Return the records that follow unaltered. Omit every picture.
※ ※ ※
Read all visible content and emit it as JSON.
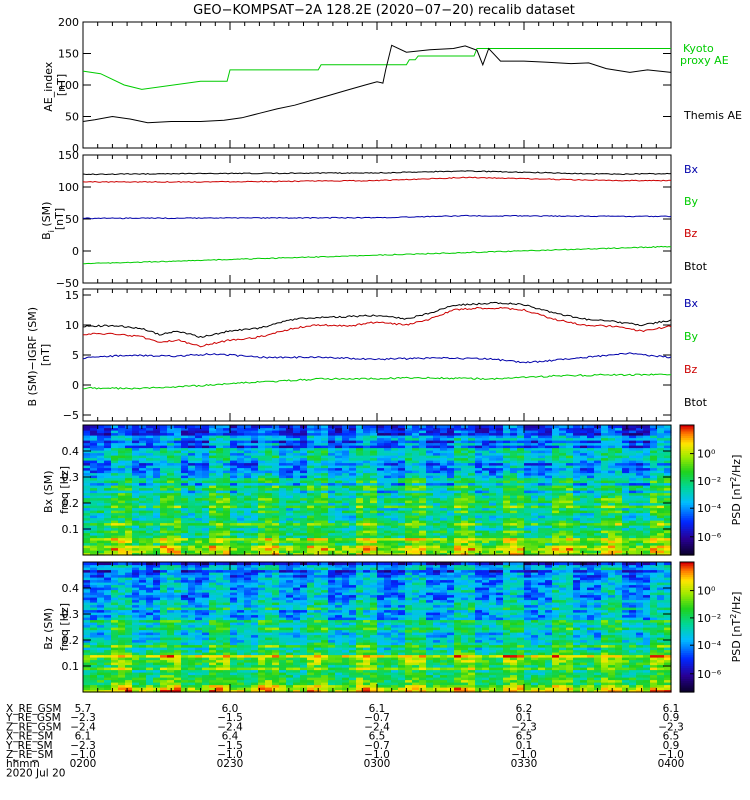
{
  "title": "GEO−KOMPSAT−2A 128.2E (2020−07−20) recalib dataset",
  "chart_data": [
    {
      "type": "line",
      "id": "ae",
      "ylabel": "AE_index [nT]",
      "ylabel_lines": [
        "AE_index",
        "[nT]"
      ],
      "ylim": [
        0,
        200
      ],
      "yticks": [
        0,
        50,
        100,
        150,
        200
      ],
      "xlim": [
        200,
        400
      ],
      "series": [
        {
          "name": "Kyoto proxy AE",
          "label_lines": [
            "Kyoto",
            "proxy AE"
          ],
          "color": "#00cc00",
          "x": [
            200,
            206,
            214,
            220,
            240,
            249,
            250,
            280,
            281,
            310,
            311,
            313,
            314,
            333,
            334,
            400
          ],
          "y": [
            122,
            118,
            100,
            93,
            106,
            106,
            124,
            124,
            132,
            132,
            140,
            140,
            146,
            146,
            158,
            158
          ]
        },
        {
          "name": "Themis AE",
          "label_lines": [
            "Themis AE"
          ],
          "color": "#000000",
          "x": [
            200,
            204,
            210,
            216,
            222,
            230,
            240,
            248,
            254,
            260,
            266,
            272,
            278,
            284,
            290,
            296,
            300,
            302,
            303,
            305,
            310,
            318,
            326,
            330,
            334,
            336,
            338,
            342,
            350,
            358,
            366,
            372,
            378,
            386,
            392,
            400
          ],
          "y": [
            42,
            45,
            50,
            46,
            40,
            42,
            42,
            44,
            48,
            55,
            62,
            68,
            76,
            84,
            92,
            100,
            105,
            103,
            125,
            163,
            152,
            156,
            158,
            162,
            155,
            132,
            158,
            138,
            138,
            136,
            134,
            135,
            126,
            120,
            124,
            120
          ]
        }
      ]
    },
    {
      "type": "line",
      "id": "b",
      "ylabel": "B_i (SM) [nT]",
      "ylabel_lines": [
        "B",
        "i",
        "(SM)",
        "[nT]"
      ],
      "ylim": [
        -50,
        150
      ],
      "yticks": [
        -50,
        0,
        50,
        100,
        150
      ],
      "xlim": [
        200,
        400
      ],
      "series": [
        {
          "name": "Bx",
          "color": "#0000aa",
          "x": [
            200,
            300,
            330,
            400
          ],
          "y": [
            51,
            52,
            55,
            54
          ]
        },
        {
          "name": "By",
          "color": "#00cc00",
          "x": [
            200,
            400
          ],
          "y": [
            -20,
            7
          ]
        },
        {
          "name": "Bz",
          "color": "#cc0000",
          "x": [
            200,
            240,
            300,
            330,
            350,
            380,
            400
          ],
          "y": [
            108,
            108,
            110,
            115,
            113,
            110,
            110
          ]
        },
        {
          "name": "Btot",
          "color": "#000000",
          "x": [
            200,
            240,
            300,
            330,
            350,
            380,
            400
          ],
          "y": [
            120,
            121,
            122,
            125,
            123,
            120,
            121
          ]
        }
      ]
    },
    {
      "type": "line",
      "id": "db",
      "ylabel": "B (SM)−IGRF (SM) [nT]",
      "ylabel_lines": [
        "B (SM)−IGRF (SM)",
        "[nT]"
      ],
      "ylim": [
        -6,
        16
      ],
      "yticks": [
        -5,
        0,
        5,
        10,
        15
      ],
      "xlim": [
        200,
        400
      ],
      "series": [
        {
          "name": "Bx",
          "color": "#0000aa",
          "x": [
            200,
            215,
            230,
            245,
            260,
            280,
            300,
            320,
            340,
            350,
            360,
            375,
            385,
            400
          ],
          "y": [
            4.5,
            5.0,
            4.8,
            5.2,
            4.6,
            4.6,
            4.3,
            4.5,
            4.3,
            3.7,
            4.1,
            4.8,
            5.3,
            4.6
          ]
        },
        {
          "name": "By",
          "color": "#00cc00",
          "x": [
            200,
            220,
            240,
            260,
            280,
            300,
            320,
            340,
            360,
            380,
            400
          ],
          "y": [
            -0.5,
            -0.6,
            -0.1,
            0.5,
            1.0,
            1.1,
            1.2,
            1.0,
            1.5,
            1.7,
            1.7
          ]
        },
        {
          "name": "Bz",
          "color": "#cc0000",
          "x": [
            200,
            212,
            220,
            226,
            232,
            240,
            250,
            260,
            272,
            280,
            290,
            300,
            310,
            318,
            326,
            334,
            342,
            350,
            360,
            370,
            380,
            390,
            400
          ],
          "y": [
            8.5,
            8.5,
            8.0,
            7.0,
            7.5,
            6.5,
            7.5,
            8.0,
            9.5,
            10.0,
            9.8,
            10.5,
            10.0,
            11.0,
            12.5,
            12.8,
            12.8,
            12.5,
            11.0,
            10.0,
            9.8,
            9.0,
            9.8
          ]
        },
        {
          "name": "Btot",
          "color": "#000000",
          "x": [
            200,
            212,
            220,
            226,
            232,
            240,
            250,
            260,
            272,
            280,
            290,
            300,
            310,
            318,
            326,
            334,
            342,
            350,
            360,
            370,
            380,
            390,
            400
          ],
          "y": [
            9.8,
            9.9,
            9.4,
            8.4,
            9.0,
            8.0,
            9.0,
            9.5,
            11.0,
            11.2,
            11.4,
            11.6,
            11.0,
            12.0,
            13.3,
            13.5,
            13.7,
            13.4,
            12.0,
            11.0,
            10.6,
            10.0,
            10.8
          ]
        }
      ]
    },
    {
      "type": "heatmap",
      "id": "bx-spec",
      "ylabel": "Bx (SM) freq [Hz]",
      "ylabel_lines": [
        "Bx (SM)",
        "freq [Hz]"
      ],
      "ylim": [
        0,
        0.5
      ],
      "yticks": [
        0.1,
        0.2,
        0.3,
        0.4
      ],
      "xlim": [
        200,
        400
      ],
      "colorbar": {
        "label": "PSD [nT²/Hz]",
        "label_lines": [
          "PSD [nT",
          "2",
          "/Hz]"
        ],
        "ticks": [
          "10⁰",
          "10⁻²",
          "10⁻⁴",
          "10⁻⁶"
        ],
        "scale": "log"
      }
    },
    {
      "type": "heatmap",
      "id": "bz-spec",
      "ylabel": "Bz (SM) freq [Hz]",
      "ylabel_lines": [
        "Bz (SM)",
        "freq [Hz]"
      ],
      "ylim": [
        0,
        0.5
      ],
      "yticks": [
        0.1,
        0.2,
        0.3,
        0.4
      ],
      "xlim": [
        200,
        400
      ],
      "colorbar": {
        "label": "PSD [nT²/Hz]",
        "label_lines": [
          "PSD [nT",
          "2",
          "/Hz]"
        ],
        "ticks": [
          "10⁰",
          "10⁻²",
          "10⁻⁴",
          "10⁻⁶"
        ],
        "scale": "log"
      }
    }
  ],
  "ephemeris": {
    "labels": [
      "X_RE_GSM",
      "Y_RE_GSM",
      "Z_RE_GSM",
      "X_RE_SM",
      "Y_RE_SM",
      "Z_RE_SM",
      "hhmm",
      "2020 Jul 20"
    ],
    "columns": [
      [
        "5.7",
        "−2.3",
        "−2.4",
        "6.1",
        "−2.3",
        "−1.0",
        "0200"
      ],
      [
        "6.0",
        "−1.5",
        "−2.4",
        "6.4",
        "−1.5",
        "−1.0",
        "0230"
      ],
      [
        "6.1",
        "−0.7",
        "−2.4",
        "6.5",
        "−0.7",
        "−1.0",
        "0300"
      ],
      [
        "6.2",
        "0.1",
        "−2.3",
        "6.5",
        "0.1",
        "−1.0",
        "0330"
      ],
      [
        "6.1",
        "0.9",
        "−2.3",
        "6.5",
        "0.9",
        "−1.0",
        "0400"
      ]
    ]
  }
}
※ ※ ※
* _RESULT_:
Read all visible content and emit it as JSON.
{
  "title": "GEO−KOMPSAT−2A 128.2E (2020−07−20) recalib dataset",
  "chart_data": [
    {
      "type": "line",
      "id": "ae",
      "ylabel": "AE_index [nT]",
      "ylabel_lines": [
        "AE_index",
        "[nT]"
      ],
      "ylim": [
        0,
        200
      ],
      "yticks": [
        0,
        50,
        100,
        150,
        200
      ],
      "xlim": [
        200,
        400
      ],
      "series": [
        {
          "name": "Kyoto proxy AE",
          "label_lines": [
            "Kyoto",
            "proxy AE"
          ],
          "color": "#00cc00",
          "x": [
            200,
            206,
            214,
            220,
            240,
            249,
            250,
            280,
            281,
            310,
            311,
            313,
            314,
            333,
            334,
            400
          ],
          "y": [
            122,
            118,
            100,
            93,
            106,
            106,
            124,
            124,
            132,
            132,
            140,
            140,
            146,
            146,
            158,
            158
          ]
        },
        {
          "name": "Themis AE",
          "label_lines": [
            "Themis AE"
          ],
          "color": "#000000",
          "x": [
            200,
            204,
            210,
            216,
            222,
            230,
            240,
            248,
            254,
            260,
            266,
            272,
            278,
            284,
            290,
            296,
            300,
            302,
            303,
            305,
            310,
            318,
            326,
            330,
            334,
            336,
            338,
            342,
            350,
            358,
            366,
            372,
            378,
            386,
            392,
            400
          ],
          "y": [
            42,
            45,
            50,
            46,
            40,
            42,
            42,
            44,
            48,
            55,
            62,
            68,
            76,
            84,
            92,
            100,
            105,
            103,
            125,
            163,
            152,
            156,
            158,
            162,
            155,
            132,
            158,
            138,
            138,
            136,
            134,
            135,
            126,
            120,
            124,
            120
          ]
        }
      ]
    },
    {
      "type": "line",
      "id": "b",
      "ylabel": "B_i (SM) [nT]",
      "ylabel_lines": [
        "B",
        "i",
        "(SM)",
        "[nT]"
      ],
      "ylim": [
        -50,
        150
      ],
      "yticks": [
        -50,
        0,
        50,
        100,
        150
      ],
      "xlim": [
        200,
        400
      ],
      "series": [
        {
          "name": "Bx",
          "color": "#0000aa",
          "x": [
            200,
            300,
            330,
            400
          ],
          "y": [
            51,
            52,
            55,
            54
          ]
        },
        {
          "name": "By",
          "color": "#00cc00",
          "x": [
            200,
            400
          ],
          "y": [
            -20,
            7
          ]
        },
        {
          "name": "Bz",
          "color": "#cc0000",
          "x": [
            200,
            240,
            300,
            330,
            350,
            380,
            400
          ],
          "y": [
            108,
            108,
            110,
            115,
            113,
            110,
            110
          ]
        },
        {
          "name": "Btot",
          "color": "#000000",
          "x": [
            200,
            240,
            300,
            330,
            350,
            380,
            400
          ],
          "y": [
            120,
            121,
            122,
            125,
            123,
            120,
            121
          ]
        }
      ]
    },
    {
      "type": "line",
      "id": "db",
      "ylabel": "B (SM)−IGRF (SM) [nT]",
      "ylabel_lines": [
        "B (SM)−IGRF (SM)",
        "[nT]"
      ],
      "ylim": [
        -6,
        16
      ],
      "yticks": [
        -5,
        0,
        5,
        10,
        15
      ],
      "xlim": [
        200,
        400
      ],
      "series": [
        {
          "name": "Bx",
          "color": "#0000aa",
          "x": [
            200,
            215,
            230,
            245,
            260,
            280,
            300,
            320,
            340,
            350,
            360,
            375,
            385,
            400
          ],
          "y": [
            4.5,
            5.0,
            4.8,
            5.2,
            4.6,
            4.6,
            4.3,
            4.5,
            4.3,
            3.7,
            4.1,
            4.8,
            5.3,
            4.6
          ]
        },
        {
          "name": "By",
          "color": "#00cc00",
          "x": [
            200,
            220,
            240,
            260,
            280,
            300,
            320,
            340,
            360,
            380,
            400
          ],
          "y": [
            -0.5,
            -0.6,
            -0.1,
            0.5,
            1.0,
            1.1,
            1.2,
            1.0,
            1.5,
            1.7,
            1.7
          ]
        },
        {
          "name": "Bz",
          "color": "#cc0000",
          "x": [
            200,
            212,
            220,
            226,
            232,
            240,
            250,
            260,
            272,
            280,
            290,
            300,
            310,
            318,
            326,
            334,
            342,
            350,
            360,
            370,
            380,
            390,
            400
          ],
          "y": [
            8.5,
            8.5,
            8.0,
            7.0,
            7.5,
            6.5,
            7.5,
            8.0,
            9.5,
            10.0,
            9.8,
            10.5,
            10.0,
            11.0,
            12.5,
            12.8,
            12.8,
            12.5,
            11.0,
            10.0,
            9.8,
            9.0,
            9.8
          ]
        },
        {
          "name": "Btot",
          "color": "#000000",
          "x": [
            200,
            212,
            220,
            226,
            232,
            240,
            250,
            260,
            272,
            280,
            290,
            300,
            310,
            318,
            326,
            334,
            342,
            350,
            360,
            370,
            380,
            390,
            400
          ],
          "y": [
            9.8,
            9.9,
            9.4,
            8.4,
            9.0,
            8.0,
            9.0,
            9.5,
            11.0,
            11.2,
            11.4,
            11.6,
            11.0,
            12.0,
            13.3,
            13.5,
            13.7,
            13.4,
            12.0,
            11.0,
            10.6,
            10.0,
            10.8
          ]
        }
      ]
    },
    {
      "type": "heatmap",
      "id": "bx-spec",
      "ylabel": "Bx (SM) freq [Hz]",
      "ylabel_lines": [
        "Bx (SM)",
        "freq [Hz]"
      ],
      "ylim": [
        0,
        0.5
      ],
      "yticks": [
        0.1,
        0.2,
        0.3,
        0.4
      ],
      "xlim": [
        200,
        400
      ],
      "colorbar": {
        "label": "PSD [nT²/Hz]",
        "label_lines": [
          "PSD [nT",
          "2",
          "/Hz]"
        ],
        "ticks": [
          "10⁰",
          "10⁻²",
          "10⁻⁴",
          "10⁻⁶"
        ],
        "scale": "log"
      }
    },
    {
      "type": "heatmap",
      "id": "bz-spec",
      "ylabel": "Bz (SM) freq [Hz]",
      "ylabel_lines": [
        "Bz (SM)",
        "freq [Hz]"
      ],
      "ylim": [
        0,
        0.5
      ],
      "yticks": [
        0.1,
        0.2,
        0.3,
        0.4
      ],
      "xlim": [
        200,
        400
      ],
      "colorbar": {
        "label": "PSD [nT²/Hz]",
        "label_lines": [
          "PSD [nT",
          "2",
          "/Hz]"
        ],
        "ticks": [
          "10⁰",
          "10⁻²",
          "10⁻⁴",
          "10⁻⁶"
        ],
        "scale": "log"
      }
    }
  ],
  "ephemeris": {
    "labels": [
      "X_RE_GSM",
      "Y_RE_GSM",
      "Z_RE_GSM",
      "X_RE_SM",
      "Y_RE_SM",
      "Z_RE_SM",
      "hhmm",
      "2020 Jul 20"
    ],
    "columns": [
      [
        "5.7",
        "−2.3",
        "−2.4",
        "6.1",
        "−2.3",
        "−1.0",
        "0200"
      ],
      [
        "6.0",
        "−1.5",
        "−2.4",
        "6.4",
        "−1.5",
        "−1.0",
        "0230"
      ],
      [
        "6.1",
        "−0.7",
        "−2.4",
        "6.5",
        "−0.7",
        "−1.0",
        "0300"
      ],
      [
        "6.2",
        "0.1",
        "−2.3",
        "6.5",
        "0.1",
        "−1.0",
        "0330"
      ],
      [
        "6.1",
        "0.9",
        "−2.3",
        "6.5",
        "0.9",
        "−1.0",
        "0400"
      ]
    ]
  }
}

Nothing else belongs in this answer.